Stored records
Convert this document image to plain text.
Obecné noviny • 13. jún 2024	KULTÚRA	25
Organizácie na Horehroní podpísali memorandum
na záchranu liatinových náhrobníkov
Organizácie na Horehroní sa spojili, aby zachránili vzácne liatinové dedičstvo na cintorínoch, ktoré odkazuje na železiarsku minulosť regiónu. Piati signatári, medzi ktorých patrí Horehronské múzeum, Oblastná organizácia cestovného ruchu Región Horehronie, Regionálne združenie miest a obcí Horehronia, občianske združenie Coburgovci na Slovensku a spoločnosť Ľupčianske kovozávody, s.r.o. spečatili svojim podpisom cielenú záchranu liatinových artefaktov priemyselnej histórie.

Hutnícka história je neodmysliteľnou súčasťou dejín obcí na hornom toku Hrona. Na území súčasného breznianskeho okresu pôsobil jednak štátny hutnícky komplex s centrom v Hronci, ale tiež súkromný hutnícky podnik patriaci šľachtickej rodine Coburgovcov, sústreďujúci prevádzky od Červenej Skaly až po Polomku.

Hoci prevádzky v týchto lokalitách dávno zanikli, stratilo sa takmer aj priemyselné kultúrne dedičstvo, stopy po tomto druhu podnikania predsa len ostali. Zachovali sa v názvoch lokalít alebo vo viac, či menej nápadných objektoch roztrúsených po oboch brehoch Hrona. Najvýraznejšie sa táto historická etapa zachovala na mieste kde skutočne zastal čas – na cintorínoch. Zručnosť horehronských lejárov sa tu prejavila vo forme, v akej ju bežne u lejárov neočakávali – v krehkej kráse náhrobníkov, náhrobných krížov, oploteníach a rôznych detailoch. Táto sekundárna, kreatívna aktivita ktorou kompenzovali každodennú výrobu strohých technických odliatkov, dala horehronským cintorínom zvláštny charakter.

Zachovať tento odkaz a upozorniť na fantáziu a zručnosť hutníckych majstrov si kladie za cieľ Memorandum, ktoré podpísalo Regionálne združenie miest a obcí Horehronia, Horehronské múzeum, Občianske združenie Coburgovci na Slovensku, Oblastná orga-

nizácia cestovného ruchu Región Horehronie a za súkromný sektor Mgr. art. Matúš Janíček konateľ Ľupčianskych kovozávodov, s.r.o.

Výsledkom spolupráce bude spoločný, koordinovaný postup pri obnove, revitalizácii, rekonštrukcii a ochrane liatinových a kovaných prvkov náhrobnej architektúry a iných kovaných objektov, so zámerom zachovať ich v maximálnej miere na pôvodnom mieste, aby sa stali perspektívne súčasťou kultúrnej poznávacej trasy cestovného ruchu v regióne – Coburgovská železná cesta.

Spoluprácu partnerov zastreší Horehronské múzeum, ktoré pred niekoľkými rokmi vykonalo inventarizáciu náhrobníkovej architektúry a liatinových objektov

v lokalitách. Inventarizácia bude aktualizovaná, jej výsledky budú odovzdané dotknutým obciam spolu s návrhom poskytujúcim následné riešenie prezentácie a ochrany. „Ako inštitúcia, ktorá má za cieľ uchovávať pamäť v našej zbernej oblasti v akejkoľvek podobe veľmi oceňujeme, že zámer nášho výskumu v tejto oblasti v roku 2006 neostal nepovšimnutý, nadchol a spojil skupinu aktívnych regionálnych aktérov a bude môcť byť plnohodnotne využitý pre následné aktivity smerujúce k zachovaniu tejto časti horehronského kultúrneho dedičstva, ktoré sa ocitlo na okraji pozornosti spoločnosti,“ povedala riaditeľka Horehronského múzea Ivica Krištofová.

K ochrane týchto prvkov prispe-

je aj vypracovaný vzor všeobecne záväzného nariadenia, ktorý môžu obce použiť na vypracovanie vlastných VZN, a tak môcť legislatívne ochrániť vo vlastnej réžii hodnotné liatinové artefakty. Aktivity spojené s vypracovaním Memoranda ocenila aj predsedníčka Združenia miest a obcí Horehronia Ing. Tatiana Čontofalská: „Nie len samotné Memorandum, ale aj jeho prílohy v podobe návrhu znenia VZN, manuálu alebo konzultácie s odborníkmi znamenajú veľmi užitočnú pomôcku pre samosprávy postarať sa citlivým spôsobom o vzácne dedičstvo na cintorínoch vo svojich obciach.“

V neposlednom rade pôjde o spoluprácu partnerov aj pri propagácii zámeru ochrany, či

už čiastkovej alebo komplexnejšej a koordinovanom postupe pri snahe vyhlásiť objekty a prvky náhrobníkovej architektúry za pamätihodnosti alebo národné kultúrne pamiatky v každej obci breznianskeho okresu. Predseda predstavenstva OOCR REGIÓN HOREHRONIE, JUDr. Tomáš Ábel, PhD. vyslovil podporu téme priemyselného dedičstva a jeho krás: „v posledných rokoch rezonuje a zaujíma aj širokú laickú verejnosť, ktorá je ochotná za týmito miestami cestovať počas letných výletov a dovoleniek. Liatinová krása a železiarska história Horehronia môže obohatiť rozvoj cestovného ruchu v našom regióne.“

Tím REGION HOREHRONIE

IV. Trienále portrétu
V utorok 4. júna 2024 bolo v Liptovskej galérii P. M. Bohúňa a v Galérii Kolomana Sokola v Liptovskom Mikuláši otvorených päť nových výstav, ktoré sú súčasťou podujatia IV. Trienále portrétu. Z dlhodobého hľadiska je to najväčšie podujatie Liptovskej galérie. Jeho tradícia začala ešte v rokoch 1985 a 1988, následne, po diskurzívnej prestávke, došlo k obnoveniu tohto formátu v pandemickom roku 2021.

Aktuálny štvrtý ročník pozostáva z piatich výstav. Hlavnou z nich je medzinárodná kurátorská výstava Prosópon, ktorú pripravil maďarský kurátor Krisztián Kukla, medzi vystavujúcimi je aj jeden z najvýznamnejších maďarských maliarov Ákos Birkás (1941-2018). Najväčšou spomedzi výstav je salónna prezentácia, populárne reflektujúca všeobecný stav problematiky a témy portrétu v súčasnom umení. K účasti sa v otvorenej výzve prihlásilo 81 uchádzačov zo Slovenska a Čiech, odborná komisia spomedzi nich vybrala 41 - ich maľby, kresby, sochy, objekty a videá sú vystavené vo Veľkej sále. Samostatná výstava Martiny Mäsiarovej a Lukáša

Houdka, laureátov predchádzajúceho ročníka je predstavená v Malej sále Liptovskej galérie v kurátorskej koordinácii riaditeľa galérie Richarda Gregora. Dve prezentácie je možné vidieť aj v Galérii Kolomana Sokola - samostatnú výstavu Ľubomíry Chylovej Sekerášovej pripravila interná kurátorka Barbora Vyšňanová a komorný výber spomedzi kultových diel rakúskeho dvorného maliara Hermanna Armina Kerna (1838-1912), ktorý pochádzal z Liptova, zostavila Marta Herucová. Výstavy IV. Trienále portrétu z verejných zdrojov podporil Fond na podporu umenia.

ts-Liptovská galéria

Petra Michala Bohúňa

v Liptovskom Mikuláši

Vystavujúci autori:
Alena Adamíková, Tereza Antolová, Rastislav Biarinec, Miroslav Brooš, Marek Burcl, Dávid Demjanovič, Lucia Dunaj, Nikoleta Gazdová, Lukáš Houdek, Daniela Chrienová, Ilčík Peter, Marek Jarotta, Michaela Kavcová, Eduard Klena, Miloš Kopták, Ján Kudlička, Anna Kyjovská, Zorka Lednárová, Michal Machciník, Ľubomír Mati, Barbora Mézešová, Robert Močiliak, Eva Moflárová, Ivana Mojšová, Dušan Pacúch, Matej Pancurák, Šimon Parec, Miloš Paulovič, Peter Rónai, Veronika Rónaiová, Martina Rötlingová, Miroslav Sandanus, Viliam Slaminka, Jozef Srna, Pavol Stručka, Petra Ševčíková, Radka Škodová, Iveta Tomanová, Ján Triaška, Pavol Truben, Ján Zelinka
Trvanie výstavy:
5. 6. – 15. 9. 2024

### Short problem
Each line of the listing should be echoed back exactly.

### Exercise solution
Convert this document image to plain text.
Obecné noviny • 13. jún 2024	KULTÚRA	25
Organizácie na Horehroní podpísali memorandum
na záchranu liatinových náhrobníkov
Organizácie na Horehroní sa spojili, aby zachránili vzácne liatinové dedičstvo na cintorínoch, ktoré odkazuje na železiarsku minulosť regiónu. Piati signatári, medzi ktorých patrí Horehronské múzeum, Oblastná organizácia cestovného ruchu Región Horehronie, Regionálne združenie miest a obcí Horehronia, občianske združenie Coburgovci na Slovensku a spoločnosť Ľupčianske kovozávody, s.r.o. spečatili svojim podpisom cielenú záchranu liatinových artefaktov priemyselnej histórie.

Hutnícka história je neodmysliteľnou súčasťou dejín obcí na hornom toku Hrona. Na území súčasného breznianskeho okresu pôsobil jednak štátny hutnícky komplex s centrom v Hronci, ale tiež súkromný hutnícky podnik patriaci šľachtickej rodine Coburgovcov, sústreďujúci prevádzky od Červenej Skaly až po Polomku.

Hoci prevádzky v týchto lokalitách dávno zanikli, stratilo sa takmer aj priemyselné kultúrne dedičstvo, stopy po tomto druhu podnikania predsa len ostali. Zachovali sa v názvoch lokalít alebo vo viac, či menej nápadných objektoch roztrúsených po oboch brehoch Hrona. Najvýraznejšie sa táto historická etapa zachovala na mieste kde skutočne zastal čas – na cintorínoch. Zručnosť horehronských lejárov sa tu prejavila vo forme, v akej ju bežne u lejárov neočakávali – v krehkej kráse náhrobníkov, náhrobných krížov, oploteníach a rôznych detailoch. Táto sekundárna, kreatívna aktivita ktorou kompenzovali každodennú výrobu strohých technických odliatkov, dala horehronským cintorínom zvláštny charakter.

Zachovať tento odkaz a upozorniť na fantáziu a zručnosť hutníckych majstrov si kladie za cieľ Memorandum, ktoré podpísalo Regionálne združenie miest a obcí Horehronia, Horehronské múzeum, Občianske združenie Coburgovci na Slovensku, Oblastná orga-

nizácia cestovného ruchu Región Horehronie a za súkromný sektor Mgr. art. Matúš Janíček konateľ Ľupčianskych kovozávodov, s.r.o.

Výsledkom spolupráce bude spoločný, koordinovaný postup pri obnove, revitalizácii, rekonštrukcii a ochrane liatinových a kovaných prvkov náhrobnej architektúry a iných kovaných objektov, so zámerom zachovať ich v maximálnej miere na pôvodnom mieste, aby sa stali perspektívne súčasťou kultúrnej poznávacej trasy cestovného ruchu v regióne – Coburgovská železná cesta.

Spoluprácu partnerov zastreší Horehronské múzeum, ktoré pred niekoľkými rokmi vykonalo inventarizáciu náhrobníkovej architektúry a liatinových objektov

v lokalitách. Inventarizácia bude aktualizovaná, jej výsledky budú odovzdané dotknutým obciam spolu s návrhom poskytujúcim následné riešenie prezentácie a ochrany. „Ako inštitúcia, ktorá má za cieľ uchovávať pamäť v našej zbernej oblasti v akejkoľvek podobe veľmi oceňujeme, že zámer nášho výskumu v tejto oblasti v roku 2006 neostal nepovšimnutý, nadchol a spojil skupinu aktívnych regionálnych aktérov a bude môcť byť plnohodnotne využitý pre následné aktivity smerujúce k zachovaniu tejto časti horehronského kultúrneho dedičstva, ktoré sa ocitlo na okraji pozornosti spoločnosti,“ povedala riaditeľka Horehronského múzea Ivica Krištofová.

K ochrane týchto prvkov prispe-

je aj vypracovaný vzor všeobecne záväzného nariadenia, ktorý môžu obce použiť na vypracovanie vlastných VZN, a tak môcť legislatívne ochrániť vo vlastnej réžii hodnotné liatinové artefakty. Aktivity spojené s vypracovaním Memoranda ocenila aj predsedníčka Združenia miest a obcí Horehronia Ing. Tatiana Čontofalská: „Nie len samotné Memorandum, ale aj jeho prílohy v podobe návrhu znenia VZN, manuálu alebo konzultácie s odborníkmi znamenajú veľmi užitočnú pomôcku pre samosprávy postarať sa citlivým spôsobom o vzácne dedičstvo na cintorínoch vo svojich obciach.“

V neposlednom rade pôjde o spoluprácu partnerov aj pri propagácii zámeru ochrany, či

už čiastkovej alebo komplexnejšej a koordinovanom postupe pri snahe vyhlásiť objekty a prvky náhrobníkovej architektúry za pamätihodnosti alebo národné kultúrne pamiatky v každej obci breznianskeho okresu. Predseda predstavenstva OOCR REGIÓN HOREHRONIE, JUDr. Tomáš Ábel, PhD. vyslovil podporu téme priemyselného dedičstva a jeho krás: „v posledných rokoch rezonuje a zaujíma aj širokú laickú verejnosť, ktorá je ochotná za týmito miestami cestovať počas letných výletov a dovoleniek. Liatinová krása a železiarska história Horehronia môže obohatiť rozvoj cestovného ruchu v našom regióne.“

Tím REGION HOREHRONIE

IV. Trienále portrétu
V utorok 4. júna 2024 bolo v Liptovskej galérii P. M. Bohúňa a v Galérii Kolomana Sokola v Liptovskom Mikuláši otvorených päť nových výstav, ktoré sú súčasťou podujatia IV. Trienále portrétu. Z dlhodobého hľadiska je to najväčšie podujatie Liptovskej galérie. Jeho tradícia začala ešte v rokoch 1985 a 1988, následne, po diskurzívnej prestávke, došlo k obnoveniu tohto formátu v pandemickom roku 2021.

Aktuálny štvrtý ročník pozostáva z piatich výstav. Hlavnou z nich je medzinárodná kurátorská výstava Prosópon, ktorú pripravil maďarský kurátor Krisztián Kukla, medzi vystavujúcimi je aj jeden z najvýznamnejších maďarských maliarov Ákos Birkás (1941-2018). Najväčšou spomedzi výstav je salónna prezentácia, populárne reflektujúca všeobecný stav problematiky a témy portrétu v súčasnom umení. K účasti sa v otvorenej výzve prihlásilo 81 uchádzačov zo Slovenska a Čiech, odborná komisia spomedzi nich vybrala 41 - ich maľby, kresby, sochy, objekty a videá sú vystavené vo Veľkej sále. Samostatná výstava Martiny Mäsiarovej a Lukáša

Houdka, laureátov predchádzajúceho ročníka je predstavená v Malej sále Liptovskej galérie v kurátorskej koordinácii riaditeľa galérie Richarda Gregora. Dve prezentácie je možné vidieť aj v Galérii Kolomana Sokola - samostatnú výstavu Ľubomíry Chylovej Sekerášovej pripravila interná kurátorka Barbora Vyšňanová a komorný výber spomedzi kultových diel rakúskeho dvorného maliara Hermanna Armina Kerna (1838-1912), ktorý pochádzal z Liptova, zostavila Marta Herucová. Výstavy IV. Trienále portrétu z verejných zdrojov podporil Fond na podporu umenia.

ts-Liptovská galéria

Petra Michala Bohúňa

v Liptovskom Mikuláši

Vystavujúci autori:
Alena Adamíková, Tereza Antolová, Rastislav Biarinec, Miroslav Brooš, Marek Burcl, Dávid Demjanovič, Lucia Dunaj, Nikoleta Gazdová, Lukáš Houdek, Daniela Chrienová, Ilčík Peter, Marek Jarotta, Michaela Kavcová, Eduard Klena, Miloš Kopták, Ján Kudlička, Anna Kyjovská, Zorka Lednárová, Michal Machciník, Ľubomír Mati, Barbora Mézešová, Robert Močiliak, Eva Moflárová, Ivana Mojšová, Dušan Pacúch, Matej Pancurák, Šimon Parec, Miloš Paulovič, Peter Rónai, Veronika Rónaiová, Martina Rötlingová, Miroslav Sandanus, Viliam Slaminka, Jozef Srna, Pavol Stručka, Petra Ševčíková, Radka Škodová, Iveta Tomanová, Ján Triaška, Pavol Truben, Ján Zelinka
Trvanie výstavy:
5. 6. – 15. 9. 2024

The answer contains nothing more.